» **Passage to read**:
Then to Yokohama, where we were treated with all the kindliness in the world by a man and his wife on whom we had no shadow of any claim. They made us more than welcome in their house, and saw to it that we should see Japan in wistaria and peony time. Here an earthquake (prophetic as it turned out) overtook us one hot break of dawn, and we fled out into the garden, where a tall cryptomeria waggled its insane head back and forth with an ‘I told you so’ expression; though not a breath was stirring. A little later I went to the Yokohama branch of my Bank on a wet forenoon to draw some of my solid wealth. Said the Manager to me: ‘Why not take more? It will be just as easy.’ I answered that I did not care to have too much cash at one time in my careless keeping, but that when I had looked over my accounts I might come again in the afternoon. I did so; but in that little space my Bank, the notice on its shut door explained, had suspended payment. (Yes, I should have done better to have invested my ‘capital’ as its London Manager had hinted.)
I returned with my news to my bride of three months and a child to be born. Except for what I had drawn that morning — the Manager had sailed as near to the wind as loyalty permitted — and the unexpended Cook vouchers, and our personal possessions in our trunks, we had nothing whatever. There was an instant Committee of Ways and Means, which advanced our understanding of each other more than a cycle of solvent matrimony. Retreat — flight, if you like — was indicated. What would Cook return for the tickets, not including the price of lost dreams? ‘Every pound you’ve paid, of course,’ said Cook of Yokohama. ‘These things are all luck and — here’s your refund.’
Back again, then, across the cold North Pacific, through Canada on the heels of the melting snows, and to the outskirts of a little New England town where my wife’s paternal grandfather (a French man) had made his home and estate many years before. The country was large-boned, mountainous, wooded, and divided into farms of from fifty to two hundred barren acres. Roads, sketched in dirt, connected white, clap-boarded farm-houses, where the older members of the families made shift to hold down the eating mortgages. The younger folk had gone elsewhere. There were many abandoned houses too; some decaying where they stood; others already reduced to a stone chimney-stack or mere green dimples still held by an undefeated lilac-bush. On one small farm was a building known as the Bliss Cottage, generally inhabited by a hired man. It was of one storey and a half; seventeen feet high to the roof-tree; seventeen feet deep and, including the kitchen and wood-shed, twenty-seven feet wide over all. Its water-supply was a single half-inch lead pipe connecting with a spring in the neighbourhood. But it was habitable, and it stood over a deep if dampish cellar. Its rent was ten dollars or two pounds a month.

» **Extracted information**:
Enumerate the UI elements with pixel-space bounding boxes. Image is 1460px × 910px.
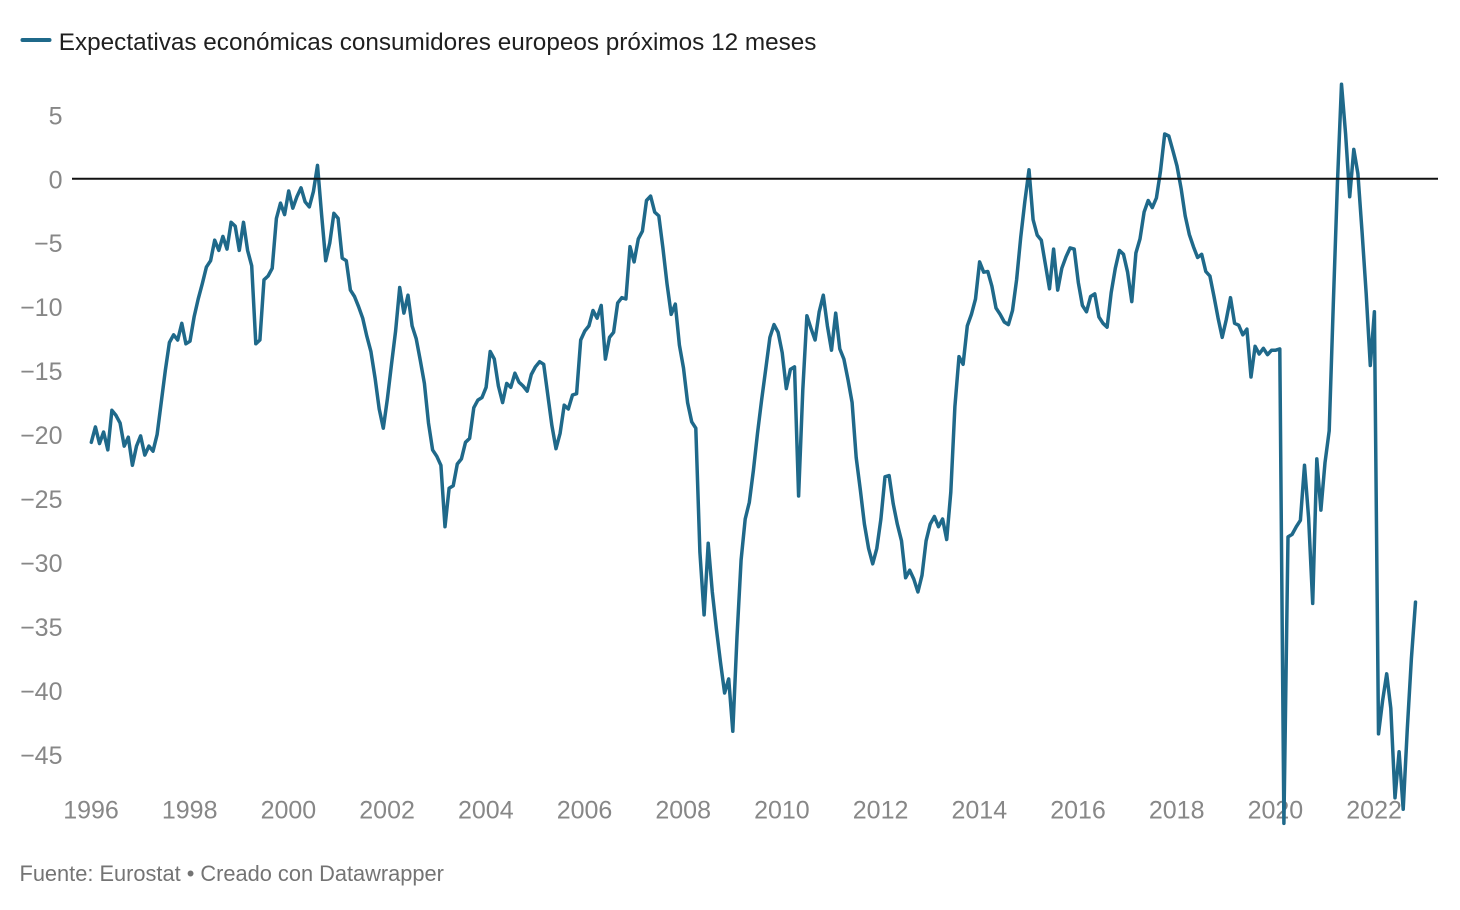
svg-text:0: 0	[49, 166, 63, 194]
svg-text:2004: 2004	[458, 796, 514, 824]
svg-text:2010: 2010	[754, 796, 810, 824]
svg-text:2020: 2020	[1248, 796, 1304, 824]
svg-text:−40: −40	[20, 678, 62, 706]
svg-text:2000: 2000	[261, 796, 317, 824]
svg-text:−35: −35	[20, 614, 62, 642]
svg-text:2018: 2018	[1149, 796, 1205, 824]
svg-text:−10: −10	[20, 294, 62, 322]
svg-text:5: 5	[49, 102, 63, 130]
svg-text:−25: −25	[20, 486, 62, 514]
svg-text:−20: −20	[20, 422, 62, 450]
svg-text:2006: 2006	[557, 796, 613, 824]
svg-text:2002: 2002	[359, 796, 415, 824]
svg-text:Fuente: Eurostat • Creado con: Fuente: Eurostat • Creado con Datawrappe…	[20, 861, 444, 886]
svg-text:−30: −30	[20, 550, 62, 578]
svg-text:−15: −15	[20, 358, 62, 386]
svg-text:−5: −5	[34, 230, 63, 258]
svg-text:−45: −45	[20, 742, 62, 770]
svg-text:1998: 1998	[162, 796, 218, 824]
svg-text:2022: 2022	[1346, 796, 1402, 824]
svg-text:2016: 2016	[1050, 796, 1106, 824]
svg-text:2008: 2008	[655, 796, 711, 824]
svg-text:Expectativas económicas consum: Expectativas económicas consumidores eur…	[59, 29, 817, 56]
svg-text:1996: 1996	[63, 796, 119, 824]
svg-text:2012: 2012	[853, 796, 909, 824]
svg-text:2014: 2014	[951, 796, 1007, 824]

» **Tasks for this exercise**:
(A) Rewrite the paragraph of the Yokohama passage that begins "I returned with my news" as a short bulleted list that keeps its main facts.
(B) Convert the part of the records that opens with the line containing "166, 63, 194]" and closes with the line containing "102, 63, 130]" into a Markdown table with the columns Row and Line, leaving out blank lines.

» **Replies**:
(A)
- The news was brought home to a bride of three months, with a child on the way.
- All that remained was the money drawn that morning, the unused Cook vouchers, and their personal possessions in their trunks.
- An immediate "Committee of Ways and Means" decided that retreat was the course to take.
- Cook of Yokohama refunded every pound paid for the tickets.

(B)
| Row | Line |
|---|---|
| 1 | svg-text:0: 0	[49, 166, 63, 194] |
| 2 | svg-text:2004: 2004	[458, 796, 514, 824] |
| 3 | svg-text:2010: 2010	[754, 796, 810, 824] |
| 4 | svg-text:2020: 2020	[1248, 796, 1304, 824] |
| 5 | svg-text:−40: −40	[20, 678, 62, 706] |
| 6 | svg-text:2000: 2000	[261, 796, 317, 824] |
| 7 | svg-text:−35: −35	[20, 614, 62, 642] |
| 8 | svg-text:2018: 2018	[1149, 796, 1205, 824] |
| 9 | svg-text:−10: −10	[20, 294, 62, 322] |
| 10 | svg-text:5: 5	[49, 102, 63, 130] |